▶ _STATED TASK_
Give the entries again exactly, every one of them.

— Begin —

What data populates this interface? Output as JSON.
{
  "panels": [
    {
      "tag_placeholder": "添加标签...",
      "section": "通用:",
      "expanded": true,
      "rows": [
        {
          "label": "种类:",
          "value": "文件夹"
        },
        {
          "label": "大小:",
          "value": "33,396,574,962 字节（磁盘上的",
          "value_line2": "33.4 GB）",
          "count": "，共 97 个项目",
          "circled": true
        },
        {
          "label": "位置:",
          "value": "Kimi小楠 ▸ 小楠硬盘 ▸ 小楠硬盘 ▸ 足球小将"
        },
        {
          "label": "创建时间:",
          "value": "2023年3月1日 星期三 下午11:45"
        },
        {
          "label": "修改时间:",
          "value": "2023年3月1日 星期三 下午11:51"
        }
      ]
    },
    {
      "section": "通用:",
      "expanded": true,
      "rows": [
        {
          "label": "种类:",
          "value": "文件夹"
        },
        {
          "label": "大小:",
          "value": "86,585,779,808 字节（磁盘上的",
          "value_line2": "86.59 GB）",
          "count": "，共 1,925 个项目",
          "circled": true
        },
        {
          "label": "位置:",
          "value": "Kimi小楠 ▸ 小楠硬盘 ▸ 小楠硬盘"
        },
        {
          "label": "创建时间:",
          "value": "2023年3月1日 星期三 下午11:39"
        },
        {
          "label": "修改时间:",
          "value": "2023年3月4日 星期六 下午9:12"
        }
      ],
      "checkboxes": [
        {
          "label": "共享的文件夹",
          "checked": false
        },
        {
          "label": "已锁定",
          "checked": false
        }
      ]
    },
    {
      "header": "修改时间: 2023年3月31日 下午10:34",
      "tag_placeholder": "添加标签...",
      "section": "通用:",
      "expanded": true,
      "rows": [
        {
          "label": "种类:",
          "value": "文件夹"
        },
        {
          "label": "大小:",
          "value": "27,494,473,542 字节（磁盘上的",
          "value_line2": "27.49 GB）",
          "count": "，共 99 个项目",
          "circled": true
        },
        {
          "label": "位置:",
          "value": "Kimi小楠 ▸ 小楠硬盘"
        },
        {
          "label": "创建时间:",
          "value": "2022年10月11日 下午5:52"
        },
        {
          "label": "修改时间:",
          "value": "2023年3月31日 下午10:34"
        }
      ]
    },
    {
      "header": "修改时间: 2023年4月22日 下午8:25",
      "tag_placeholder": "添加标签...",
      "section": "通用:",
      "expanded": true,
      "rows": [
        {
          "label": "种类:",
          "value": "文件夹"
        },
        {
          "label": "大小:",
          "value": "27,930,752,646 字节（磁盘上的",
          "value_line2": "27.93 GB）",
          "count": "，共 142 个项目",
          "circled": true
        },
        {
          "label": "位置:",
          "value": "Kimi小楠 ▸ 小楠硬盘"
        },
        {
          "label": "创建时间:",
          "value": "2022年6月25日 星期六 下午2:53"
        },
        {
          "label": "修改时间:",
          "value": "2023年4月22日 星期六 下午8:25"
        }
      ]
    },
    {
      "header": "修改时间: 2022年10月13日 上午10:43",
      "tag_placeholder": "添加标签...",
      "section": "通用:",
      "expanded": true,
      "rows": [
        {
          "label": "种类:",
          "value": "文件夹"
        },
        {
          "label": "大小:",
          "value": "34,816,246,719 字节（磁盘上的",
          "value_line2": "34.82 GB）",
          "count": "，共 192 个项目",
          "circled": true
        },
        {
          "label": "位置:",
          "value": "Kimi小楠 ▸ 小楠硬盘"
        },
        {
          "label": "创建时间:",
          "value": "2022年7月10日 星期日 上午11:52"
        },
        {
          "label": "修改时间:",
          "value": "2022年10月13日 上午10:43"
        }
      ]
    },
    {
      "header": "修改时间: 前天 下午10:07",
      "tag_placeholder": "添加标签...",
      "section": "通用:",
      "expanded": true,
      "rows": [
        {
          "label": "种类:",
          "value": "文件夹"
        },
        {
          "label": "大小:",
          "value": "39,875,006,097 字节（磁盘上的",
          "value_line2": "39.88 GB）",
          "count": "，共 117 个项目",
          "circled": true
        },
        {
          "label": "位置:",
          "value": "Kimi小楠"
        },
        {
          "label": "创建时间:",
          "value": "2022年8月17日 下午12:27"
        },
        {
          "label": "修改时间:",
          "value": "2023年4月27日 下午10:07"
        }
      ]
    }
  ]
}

— End —

▶ _THE OUTPUT_
What data populates this interface? Output as JSON.
{
  "panels": [
    {
      "tag_placeholder": "添加标签...",
      "section": "通用:",
      "expanded": true,
      "rows": [
        {
          "label": "种类:",
          "value": "文件夹"
        },
        {
          "label": "大小:",
          "value": "33,396,574,962 字节（磁盘上的",
          "value_line2": "33.4 GB）",
          "count": "，共 97 个项目",
          "circled": true
        },
        {
          "label": "位置:",
          "value": "Kimi小楠 ▸ 小楠硬盘 ▸ 小楠硬盘 ▸ 足球小将"
        },
        {
          "label": "创建时间:",
          "value": "2023年3月1日 星期三 下午11:45"
        },
        {
          "label": "修改时间:",
          "value": "2023年3月1日 星期三 下午11:51"
        }
      ]
    },
    {
      "section": "通用:",
      "expanded": true,
      "rows": [
        {
          "label": "种类:",
          "value": "文件夹"
        },
        {
          "label": "大小:",
          "value": "86,585,779,808 字节（磁盘上的",
          "value_line2": "86.59 GB）",
          "count": "，共 1,925 个项目",
          "circled": true
        },
        {
          "label": "位置:",
          "value": "Kimi小楠 ▸ 小楠硬盘 ▸ 小楠硬盘"
        },
        {
          "label": "创建时间:",
          "value": "2023年3月1日 星期三 下午11:39"
        },
        {
          "label": "修改时间:",
          "value": "2023年3月4日 星期六 下午9:12"
        }
      ],
      "checkboxes": [
        {
          "label": "共享的文件夹",
          "checked": false
        },
        {
          "label": "已锁定",
          "checked": false
        }
      ]
    },
    {
      "header": "修改时间: 2023年3月31日 下午10:34",
      "tag_placeholder": "添加标签...",
      "section": "通用:",
      "expanded": true,
      "rows": [
        {
          "label": "种类:",
          "value": "文件夹"
        },
        {
          "label": "大小:",
          "value": "27,494,473,542 字节（磁盘上的",
          "value_line2": "27.49 GB）",
          "count": "，共 99 个项目",
          "circled": true
        },
        {
          "label": "位置:",
          "value": "Kimi小楠 ▸ 小楠硬盘"
        },
        {
          "label": "创建时间:",
          "value": "2022年10月11日 下午5:52"
        },
        {
          "label": "修改时间:",
          "value": "2023年3月31日 下午10:34"
        }
      ]
    },
    {
      "header": "修改时间: 2023年4月22日 下午8:25",
      "tag_placeholder": "添加标签...",
      "section": "通用:",
      "expanded": true,
      "rows": [
        {
          "label": "种类:",
          "value": "文件夹"
        },
        {
          "label": "大小:",
          "value": "27,930,752,646 字节（磁盘上的",
          "value_line2": "27.93 GB）",
          "count": "，共 142 个项目",
          "circled": true
        },
        {
          "label": "位置:",
          "value": "Kimi小楠 ▸ 小楠硬盘"
        },
        {
          "label": "创建时间:",
          "value": "2022年6月25日 星期六 下午2:53"
        },
        {
          "label": "修改时间:",
          "value": "2023年4月22日 星期六 下午8:25"
        }
      ]
    },
    {
      "header": "修改时间: 2022年10月13日 上午10:43",
      "tag_placeholder": "添加标签...",
      "section": "通用:",
      "expanded": true,
      "rows": [
        {
          "label": "种类:",
          "value": "文件夹"
        },
        {
          "label": "大小:",
          "value": "34,816,246,719 字节（磁盘上的",
          "value_line2": "34.82 GB）",
          "count": "，共 192 个项目",
          "circled": true
        },
        {
          "label": "位置:",
          "value": "Kimi小楠 ▸ 小楠硬盘"
        },
        {
          "label": "创建时间:",
          "value": "2022年7月10日 星期日 上午11:52"
        },
        {
          "label": "修改时间:",
          "value": "2022年10月13日 上午10:43"
        }
      ]
    },
    {
      "header": "修改时间: 前天 下午10:07",
      "tag_placeholder": "添加标签...",
      "section": "通用:",
      "expanded": true,
      "rows": [
        {
          "label": "种类:",
          "value": "文件夹"
        },
        {
          "label": "大小:",
          "value": "39,875,006,097 字节（磁盘上的",
          "value_line2": "39.88 GB）",
          "count": "，共 117 个项目",
          "circled": true
        },
        {
          "label": "位置:",
          "value": "Kimi小楠"
        },
        {
          "label": "创建时间:",
          "value": "2022年8月17日 下午12:27"
        },
        {
          "label": "修改时间:",
          "value": "2023年4月27日 下午10:07"
        }
      ]
    }
  ]
}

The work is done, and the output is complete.